PROBLEM DETAILS.
Pull out every line below holding the word "document".

SOURCE DATA.
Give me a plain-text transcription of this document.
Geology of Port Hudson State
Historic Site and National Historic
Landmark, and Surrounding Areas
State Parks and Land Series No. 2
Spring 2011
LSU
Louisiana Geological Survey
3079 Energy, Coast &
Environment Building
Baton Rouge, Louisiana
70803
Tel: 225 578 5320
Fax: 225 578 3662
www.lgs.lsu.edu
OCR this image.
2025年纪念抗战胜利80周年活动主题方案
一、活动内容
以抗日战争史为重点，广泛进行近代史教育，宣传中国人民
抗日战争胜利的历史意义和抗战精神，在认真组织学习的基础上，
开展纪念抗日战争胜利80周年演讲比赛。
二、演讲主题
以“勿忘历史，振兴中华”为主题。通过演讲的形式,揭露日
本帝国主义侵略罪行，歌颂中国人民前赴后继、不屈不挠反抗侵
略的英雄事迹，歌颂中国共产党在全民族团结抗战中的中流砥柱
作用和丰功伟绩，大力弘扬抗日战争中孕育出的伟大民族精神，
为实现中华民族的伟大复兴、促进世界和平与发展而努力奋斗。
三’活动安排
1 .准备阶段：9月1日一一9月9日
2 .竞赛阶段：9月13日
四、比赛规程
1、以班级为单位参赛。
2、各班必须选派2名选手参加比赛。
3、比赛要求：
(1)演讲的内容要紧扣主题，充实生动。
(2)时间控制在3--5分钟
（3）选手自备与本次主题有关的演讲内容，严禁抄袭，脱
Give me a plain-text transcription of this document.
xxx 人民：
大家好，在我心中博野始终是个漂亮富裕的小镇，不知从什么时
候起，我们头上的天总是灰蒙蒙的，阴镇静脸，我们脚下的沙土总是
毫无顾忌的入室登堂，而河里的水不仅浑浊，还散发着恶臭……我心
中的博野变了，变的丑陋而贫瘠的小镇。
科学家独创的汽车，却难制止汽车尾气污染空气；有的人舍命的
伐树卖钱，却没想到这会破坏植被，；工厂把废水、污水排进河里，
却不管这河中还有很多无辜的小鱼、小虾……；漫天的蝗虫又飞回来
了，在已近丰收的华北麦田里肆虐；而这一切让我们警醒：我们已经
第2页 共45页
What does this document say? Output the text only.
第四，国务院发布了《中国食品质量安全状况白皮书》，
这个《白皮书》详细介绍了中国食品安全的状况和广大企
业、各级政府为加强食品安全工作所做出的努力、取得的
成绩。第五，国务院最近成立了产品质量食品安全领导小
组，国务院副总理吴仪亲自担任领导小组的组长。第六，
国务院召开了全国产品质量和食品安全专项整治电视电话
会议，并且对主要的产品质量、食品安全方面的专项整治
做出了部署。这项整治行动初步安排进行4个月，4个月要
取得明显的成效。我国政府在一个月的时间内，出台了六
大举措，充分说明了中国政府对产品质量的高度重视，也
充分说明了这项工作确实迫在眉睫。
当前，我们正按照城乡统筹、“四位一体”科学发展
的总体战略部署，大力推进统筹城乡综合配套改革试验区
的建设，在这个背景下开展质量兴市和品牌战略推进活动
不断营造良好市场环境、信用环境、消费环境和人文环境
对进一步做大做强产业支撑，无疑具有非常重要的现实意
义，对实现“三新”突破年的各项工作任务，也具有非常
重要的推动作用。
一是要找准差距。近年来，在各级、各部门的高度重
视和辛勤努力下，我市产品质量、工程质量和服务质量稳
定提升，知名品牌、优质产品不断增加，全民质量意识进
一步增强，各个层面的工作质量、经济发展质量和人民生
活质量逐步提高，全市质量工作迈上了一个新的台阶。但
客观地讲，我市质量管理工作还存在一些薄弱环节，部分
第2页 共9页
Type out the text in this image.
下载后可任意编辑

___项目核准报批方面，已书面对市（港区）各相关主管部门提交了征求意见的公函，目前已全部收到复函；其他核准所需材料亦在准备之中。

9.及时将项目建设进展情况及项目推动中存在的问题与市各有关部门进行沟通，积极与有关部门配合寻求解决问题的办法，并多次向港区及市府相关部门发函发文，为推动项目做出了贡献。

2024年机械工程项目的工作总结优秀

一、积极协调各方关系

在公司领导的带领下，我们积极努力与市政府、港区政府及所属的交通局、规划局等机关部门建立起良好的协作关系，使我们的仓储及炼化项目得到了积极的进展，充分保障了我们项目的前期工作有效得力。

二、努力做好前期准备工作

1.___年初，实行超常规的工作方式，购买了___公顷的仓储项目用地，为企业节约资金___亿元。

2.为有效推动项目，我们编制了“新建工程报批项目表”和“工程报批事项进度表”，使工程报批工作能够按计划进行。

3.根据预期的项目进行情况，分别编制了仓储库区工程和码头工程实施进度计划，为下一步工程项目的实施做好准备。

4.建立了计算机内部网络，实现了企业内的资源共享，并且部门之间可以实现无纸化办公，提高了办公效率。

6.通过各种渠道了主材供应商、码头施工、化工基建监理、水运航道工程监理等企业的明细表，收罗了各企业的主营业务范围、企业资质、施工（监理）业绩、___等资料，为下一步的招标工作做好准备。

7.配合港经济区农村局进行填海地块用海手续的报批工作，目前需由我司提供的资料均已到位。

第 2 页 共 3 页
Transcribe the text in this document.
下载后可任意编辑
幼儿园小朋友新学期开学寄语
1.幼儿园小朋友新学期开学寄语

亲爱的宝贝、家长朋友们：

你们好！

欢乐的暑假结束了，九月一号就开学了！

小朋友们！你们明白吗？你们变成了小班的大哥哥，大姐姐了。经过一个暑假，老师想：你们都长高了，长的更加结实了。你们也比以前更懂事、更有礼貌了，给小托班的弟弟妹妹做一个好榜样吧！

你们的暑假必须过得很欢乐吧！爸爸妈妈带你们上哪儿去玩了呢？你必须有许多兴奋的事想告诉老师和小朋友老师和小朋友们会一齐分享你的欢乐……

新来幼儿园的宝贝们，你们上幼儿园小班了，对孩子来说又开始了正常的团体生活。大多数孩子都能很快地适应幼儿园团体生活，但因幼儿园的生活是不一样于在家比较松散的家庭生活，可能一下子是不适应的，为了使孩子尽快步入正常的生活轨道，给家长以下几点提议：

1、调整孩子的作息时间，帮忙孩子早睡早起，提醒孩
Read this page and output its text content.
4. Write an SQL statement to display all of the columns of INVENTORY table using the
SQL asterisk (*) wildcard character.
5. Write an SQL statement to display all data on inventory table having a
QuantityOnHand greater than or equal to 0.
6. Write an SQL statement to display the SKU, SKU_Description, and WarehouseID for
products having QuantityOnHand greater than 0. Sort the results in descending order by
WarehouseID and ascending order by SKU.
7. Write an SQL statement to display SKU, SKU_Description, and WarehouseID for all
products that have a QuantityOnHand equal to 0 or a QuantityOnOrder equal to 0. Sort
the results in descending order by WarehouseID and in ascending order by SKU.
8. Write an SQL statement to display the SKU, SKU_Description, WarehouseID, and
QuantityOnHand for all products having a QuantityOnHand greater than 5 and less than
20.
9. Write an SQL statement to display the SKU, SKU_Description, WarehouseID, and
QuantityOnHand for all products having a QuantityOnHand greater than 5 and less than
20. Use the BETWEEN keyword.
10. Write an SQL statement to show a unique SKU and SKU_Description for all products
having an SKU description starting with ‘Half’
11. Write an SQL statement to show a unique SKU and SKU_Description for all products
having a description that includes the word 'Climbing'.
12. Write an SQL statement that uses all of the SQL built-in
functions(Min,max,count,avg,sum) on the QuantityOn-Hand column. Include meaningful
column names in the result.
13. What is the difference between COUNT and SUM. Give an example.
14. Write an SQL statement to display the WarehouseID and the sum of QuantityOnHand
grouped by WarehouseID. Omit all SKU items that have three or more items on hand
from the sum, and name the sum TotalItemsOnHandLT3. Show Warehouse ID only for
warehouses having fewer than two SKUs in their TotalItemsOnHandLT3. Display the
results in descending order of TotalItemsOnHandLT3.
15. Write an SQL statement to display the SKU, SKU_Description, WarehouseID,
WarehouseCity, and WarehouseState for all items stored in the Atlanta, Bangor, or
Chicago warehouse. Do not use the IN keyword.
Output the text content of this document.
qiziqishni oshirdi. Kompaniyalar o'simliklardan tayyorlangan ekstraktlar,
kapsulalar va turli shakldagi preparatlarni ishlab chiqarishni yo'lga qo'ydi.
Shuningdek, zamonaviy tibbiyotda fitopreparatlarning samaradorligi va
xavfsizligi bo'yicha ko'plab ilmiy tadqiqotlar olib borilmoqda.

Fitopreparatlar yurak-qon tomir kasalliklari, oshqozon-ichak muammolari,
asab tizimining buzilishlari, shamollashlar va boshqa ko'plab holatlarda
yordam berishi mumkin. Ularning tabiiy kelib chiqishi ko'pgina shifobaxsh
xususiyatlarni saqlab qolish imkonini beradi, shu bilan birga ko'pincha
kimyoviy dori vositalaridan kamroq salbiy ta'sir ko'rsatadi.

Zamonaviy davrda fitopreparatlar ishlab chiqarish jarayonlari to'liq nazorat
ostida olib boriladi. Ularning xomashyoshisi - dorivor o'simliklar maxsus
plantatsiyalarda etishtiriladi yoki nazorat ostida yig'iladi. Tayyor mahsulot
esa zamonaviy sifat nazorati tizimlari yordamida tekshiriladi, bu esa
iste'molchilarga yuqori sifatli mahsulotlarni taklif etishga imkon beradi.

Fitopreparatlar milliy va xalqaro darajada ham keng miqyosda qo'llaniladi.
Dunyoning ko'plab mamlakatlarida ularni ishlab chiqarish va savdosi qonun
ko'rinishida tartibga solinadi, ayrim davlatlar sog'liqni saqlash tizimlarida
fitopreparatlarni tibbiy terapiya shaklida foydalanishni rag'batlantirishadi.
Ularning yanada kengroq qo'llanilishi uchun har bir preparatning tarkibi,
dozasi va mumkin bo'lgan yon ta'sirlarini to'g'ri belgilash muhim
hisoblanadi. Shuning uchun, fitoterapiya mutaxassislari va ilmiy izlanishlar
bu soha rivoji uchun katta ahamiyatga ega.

RESPONSE.
Give me a plain-text transcription of this document.
Give me a plain-text transcription of this document.
What does this document say? Output the text only.
Transcribe the text in this document.
Output the text content of this document.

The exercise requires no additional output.